DIRECTIVE = Change every "svg-text" to "text" in the data from the start through the line that contains "figure2-tag (0, 468, 120, 648)", inclusive. Give those lines back with nothing else altered.

ITEMS =
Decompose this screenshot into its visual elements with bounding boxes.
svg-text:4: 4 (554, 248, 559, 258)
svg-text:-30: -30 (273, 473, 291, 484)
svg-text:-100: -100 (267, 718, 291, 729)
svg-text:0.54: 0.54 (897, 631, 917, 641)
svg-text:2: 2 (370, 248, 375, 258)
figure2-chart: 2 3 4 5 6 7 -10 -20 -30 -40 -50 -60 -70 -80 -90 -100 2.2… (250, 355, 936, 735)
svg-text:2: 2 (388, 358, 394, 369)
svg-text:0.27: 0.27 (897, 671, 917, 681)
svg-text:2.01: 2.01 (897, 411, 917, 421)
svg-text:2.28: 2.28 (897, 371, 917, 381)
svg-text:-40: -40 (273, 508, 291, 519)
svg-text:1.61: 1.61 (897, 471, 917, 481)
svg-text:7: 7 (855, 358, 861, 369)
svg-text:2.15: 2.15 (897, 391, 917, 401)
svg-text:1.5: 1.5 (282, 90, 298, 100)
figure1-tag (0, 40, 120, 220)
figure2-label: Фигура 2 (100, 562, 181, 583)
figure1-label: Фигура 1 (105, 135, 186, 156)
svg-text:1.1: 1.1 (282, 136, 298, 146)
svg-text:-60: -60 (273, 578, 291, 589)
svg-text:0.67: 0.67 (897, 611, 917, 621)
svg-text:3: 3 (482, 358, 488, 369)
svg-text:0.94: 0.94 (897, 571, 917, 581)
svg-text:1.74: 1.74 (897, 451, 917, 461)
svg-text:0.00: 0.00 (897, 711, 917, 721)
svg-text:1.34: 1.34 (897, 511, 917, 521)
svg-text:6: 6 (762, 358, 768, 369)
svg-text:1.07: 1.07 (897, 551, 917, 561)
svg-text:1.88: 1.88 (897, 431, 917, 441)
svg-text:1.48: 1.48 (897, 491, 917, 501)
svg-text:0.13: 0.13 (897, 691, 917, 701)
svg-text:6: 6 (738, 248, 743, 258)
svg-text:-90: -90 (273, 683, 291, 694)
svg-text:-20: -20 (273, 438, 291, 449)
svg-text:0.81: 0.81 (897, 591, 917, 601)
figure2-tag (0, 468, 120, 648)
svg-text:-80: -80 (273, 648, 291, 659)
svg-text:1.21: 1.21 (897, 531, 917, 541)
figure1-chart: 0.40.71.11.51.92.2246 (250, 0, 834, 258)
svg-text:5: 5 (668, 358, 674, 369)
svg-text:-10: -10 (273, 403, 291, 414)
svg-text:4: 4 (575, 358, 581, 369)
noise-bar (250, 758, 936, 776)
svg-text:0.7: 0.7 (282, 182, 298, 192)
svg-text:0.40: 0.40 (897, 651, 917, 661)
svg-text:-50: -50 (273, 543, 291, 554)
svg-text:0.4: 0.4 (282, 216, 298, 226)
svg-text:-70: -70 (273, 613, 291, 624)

RESULT =
Decompose this screenshot into its visual elements with bounding boxes.
text:4: 4 (554, 248, 559, 258)
text:-30: -30 (273, 473, 291, 484)
text:-100: -100 (267, 718, 291, 729)
text:0.54: 0.54 (897, 631, 917, 641)
text:2: 2 (370, 248, 375, 258)
figure2-chart: 2 3 4 5 6 7 -10 -20 -30 -40 -50 -60 -70 -80 -90 -100 2.2… (250, 355, 936, 735)
text:2: 2 (388, 358, 394, 369)
text:0.27: 0.27 (897, 671, 917, 681)
text:2.01: 2.01 (897, 411, 917, 421)
text:2.28: 2.28 (897, 371, 917, 381)
text:-40: -40 (273, 508, 291, 519)
text:1.61: 1.61 (897, 471, 917, 481)
text:7: 7 (855, 358, 861, 369)
text:2.15: 2.15 (897, 391, 917, 401)
text:1.5: 1.5 (282, 90, 298, 100)
figure1-tag (0, 40, 120, 220)
figure2-label: Фигура 2 (100, 562, 181, 583)
figure1-label: Фигура 1 (105, 135, 186, 156)
text:1.1: 1.1 (282, 136, 298, 146)
text:-60: -60 (273, 578, 291, 589)
text:0.67: 0.67 (897, 611, 917, 621)
text:3: 3 (482, 358, 488, 369)
text:0.94: 0.94 (897, 571, 917, 581)
text:1.74: 1.74 (897, 451, 917, 461)
text:0.00: 0.00 (897, 711, 917, 721)
text:1.34: 1.34 (897, 511, 917, 521)
text:6: 6 (762, 358, 768, 369)
text:1.07: 1.07 (897, 551, 917, 561)
text:1.88: 1.88 (897, 431, 917, 441)
text:1.48: 1.48 (897, 491, 917, 501)
text:0.13: 0.13 (897, 691, 917, 701)
text:6: 6 (738, 248, 743, 258)
text:-90: -90 (273, 683, 291, 694)
text:-20: -20 (273, 438, 291, 449)
text:0.81: 0.81 (897, 591, 917, 601)
figure2-tag (0, 468, 120, 648)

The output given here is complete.